┌────────

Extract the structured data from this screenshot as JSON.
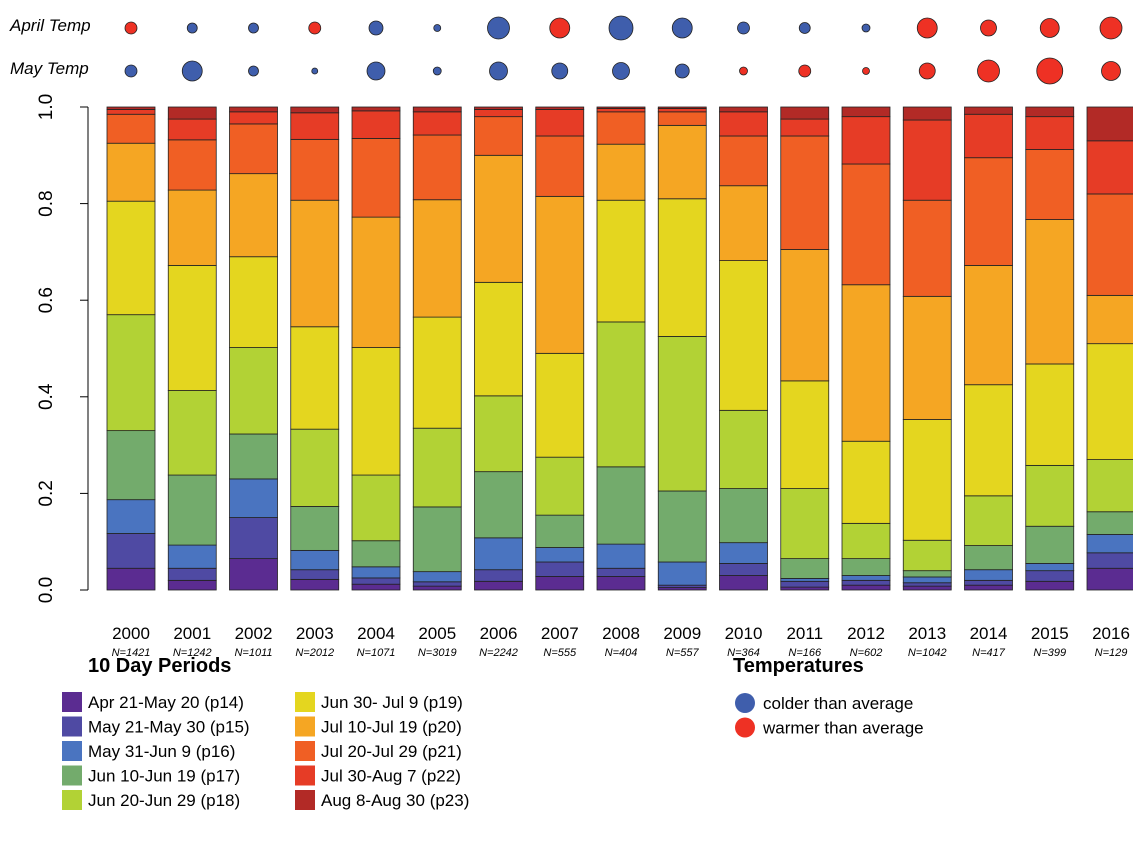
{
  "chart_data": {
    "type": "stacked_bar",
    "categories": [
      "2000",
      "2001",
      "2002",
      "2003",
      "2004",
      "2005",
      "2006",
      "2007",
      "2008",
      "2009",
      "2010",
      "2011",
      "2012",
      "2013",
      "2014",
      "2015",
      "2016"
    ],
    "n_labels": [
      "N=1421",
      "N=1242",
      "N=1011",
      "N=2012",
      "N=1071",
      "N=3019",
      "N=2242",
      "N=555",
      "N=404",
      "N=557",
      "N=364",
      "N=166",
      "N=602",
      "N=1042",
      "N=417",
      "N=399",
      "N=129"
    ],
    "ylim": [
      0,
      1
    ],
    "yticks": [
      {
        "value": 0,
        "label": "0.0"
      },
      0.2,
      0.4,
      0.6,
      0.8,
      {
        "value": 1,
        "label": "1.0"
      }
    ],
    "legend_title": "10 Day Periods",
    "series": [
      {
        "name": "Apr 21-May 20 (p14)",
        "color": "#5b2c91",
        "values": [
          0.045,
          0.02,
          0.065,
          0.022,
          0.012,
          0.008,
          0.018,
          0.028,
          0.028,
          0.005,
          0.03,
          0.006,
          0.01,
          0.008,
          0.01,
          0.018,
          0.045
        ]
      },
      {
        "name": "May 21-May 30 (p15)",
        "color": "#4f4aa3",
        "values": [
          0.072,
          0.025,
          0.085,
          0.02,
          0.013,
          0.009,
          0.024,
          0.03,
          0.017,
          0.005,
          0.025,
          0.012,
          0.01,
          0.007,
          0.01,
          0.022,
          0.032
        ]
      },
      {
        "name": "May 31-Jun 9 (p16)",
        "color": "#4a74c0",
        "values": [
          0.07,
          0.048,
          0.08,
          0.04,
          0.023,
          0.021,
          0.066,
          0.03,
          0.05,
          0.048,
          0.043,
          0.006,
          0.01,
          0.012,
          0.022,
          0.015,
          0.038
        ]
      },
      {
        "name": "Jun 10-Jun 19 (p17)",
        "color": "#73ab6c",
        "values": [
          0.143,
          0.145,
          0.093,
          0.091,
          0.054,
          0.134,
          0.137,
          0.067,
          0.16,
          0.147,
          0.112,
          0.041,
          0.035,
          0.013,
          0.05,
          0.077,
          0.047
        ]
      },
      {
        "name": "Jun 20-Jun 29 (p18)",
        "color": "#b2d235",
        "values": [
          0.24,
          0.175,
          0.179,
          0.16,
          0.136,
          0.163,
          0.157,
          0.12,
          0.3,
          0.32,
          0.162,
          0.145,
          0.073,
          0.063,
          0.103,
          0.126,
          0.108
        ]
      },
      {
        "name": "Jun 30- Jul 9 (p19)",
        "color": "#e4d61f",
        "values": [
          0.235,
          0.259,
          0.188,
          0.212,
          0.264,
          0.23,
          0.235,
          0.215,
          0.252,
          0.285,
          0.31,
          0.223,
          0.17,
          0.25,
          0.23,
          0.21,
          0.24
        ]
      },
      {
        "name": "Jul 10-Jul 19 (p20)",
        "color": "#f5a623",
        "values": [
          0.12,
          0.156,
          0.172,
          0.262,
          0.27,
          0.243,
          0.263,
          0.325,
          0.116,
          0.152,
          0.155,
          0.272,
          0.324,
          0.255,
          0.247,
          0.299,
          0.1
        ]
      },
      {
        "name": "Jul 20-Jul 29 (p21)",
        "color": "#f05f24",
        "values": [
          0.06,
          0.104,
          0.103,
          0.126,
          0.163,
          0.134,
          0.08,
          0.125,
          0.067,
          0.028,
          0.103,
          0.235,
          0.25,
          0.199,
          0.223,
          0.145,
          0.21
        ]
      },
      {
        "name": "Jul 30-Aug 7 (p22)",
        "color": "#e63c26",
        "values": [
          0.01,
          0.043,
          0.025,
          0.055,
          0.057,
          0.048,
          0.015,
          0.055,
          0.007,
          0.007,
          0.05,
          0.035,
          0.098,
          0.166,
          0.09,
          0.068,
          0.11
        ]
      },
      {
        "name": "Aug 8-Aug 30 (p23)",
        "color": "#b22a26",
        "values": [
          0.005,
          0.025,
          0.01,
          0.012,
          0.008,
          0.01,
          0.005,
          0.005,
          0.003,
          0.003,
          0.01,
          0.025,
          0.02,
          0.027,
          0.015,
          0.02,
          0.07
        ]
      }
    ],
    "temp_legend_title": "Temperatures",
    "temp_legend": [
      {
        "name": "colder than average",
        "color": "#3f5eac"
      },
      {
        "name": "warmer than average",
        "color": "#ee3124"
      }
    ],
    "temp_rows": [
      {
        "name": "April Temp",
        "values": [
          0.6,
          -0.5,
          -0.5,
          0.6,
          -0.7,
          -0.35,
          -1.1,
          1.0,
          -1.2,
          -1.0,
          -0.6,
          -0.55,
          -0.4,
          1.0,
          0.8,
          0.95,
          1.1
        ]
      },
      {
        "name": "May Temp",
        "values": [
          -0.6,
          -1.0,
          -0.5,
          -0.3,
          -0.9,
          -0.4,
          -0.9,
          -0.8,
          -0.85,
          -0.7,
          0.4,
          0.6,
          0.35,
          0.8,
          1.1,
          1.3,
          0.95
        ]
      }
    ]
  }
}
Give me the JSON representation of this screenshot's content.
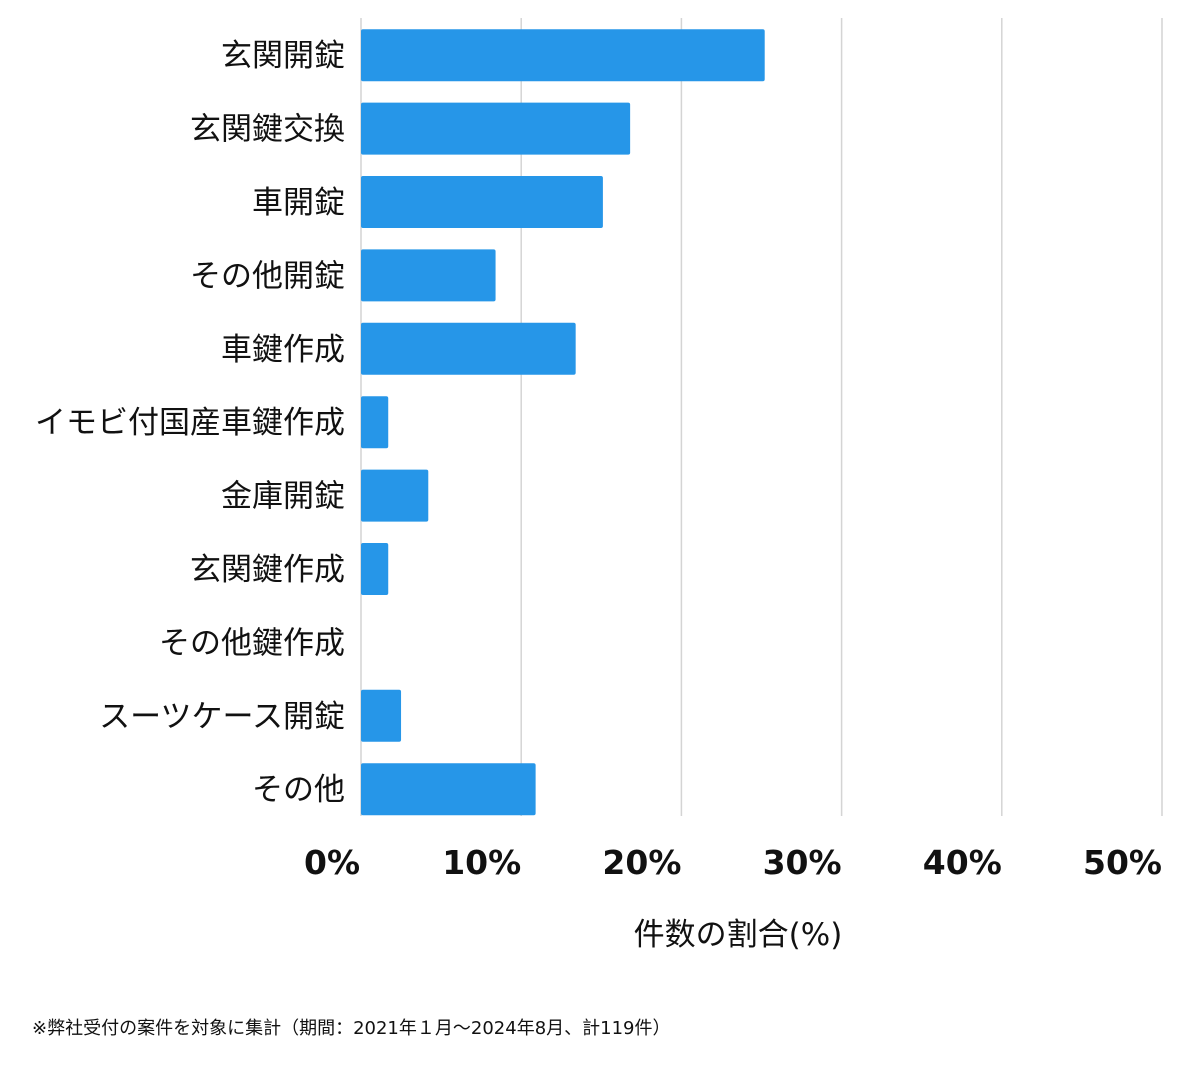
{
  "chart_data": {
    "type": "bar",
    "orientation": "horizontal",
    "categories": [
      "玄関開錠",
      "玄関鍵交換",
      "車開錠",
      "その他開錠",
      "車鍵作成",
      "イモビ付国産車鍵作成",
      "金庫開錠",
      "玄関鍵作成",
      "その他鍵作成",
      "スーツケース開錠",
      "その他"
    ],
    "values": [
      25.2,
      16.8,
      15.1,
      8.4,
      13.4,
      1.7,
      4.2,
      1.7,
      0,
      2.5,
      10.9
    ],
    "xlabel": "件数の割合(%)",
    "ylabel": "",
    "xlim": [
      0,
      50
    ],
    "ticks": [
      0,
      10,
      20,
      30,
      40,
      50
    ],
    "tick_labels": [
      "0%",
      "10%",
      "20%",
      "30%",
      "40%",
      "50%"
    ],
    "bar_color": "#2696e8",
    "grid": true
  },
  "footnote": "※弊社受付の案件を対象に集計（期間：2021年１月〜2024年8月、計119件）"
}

└────────

--- REQUIREMENT ---
Pick out the lines above containing the word "JSON", then copy them.

--- TASK OUTPUT ---
Extract the structured data from this screenshot as JSON.
Give me the JSON representation of this screenshot's content.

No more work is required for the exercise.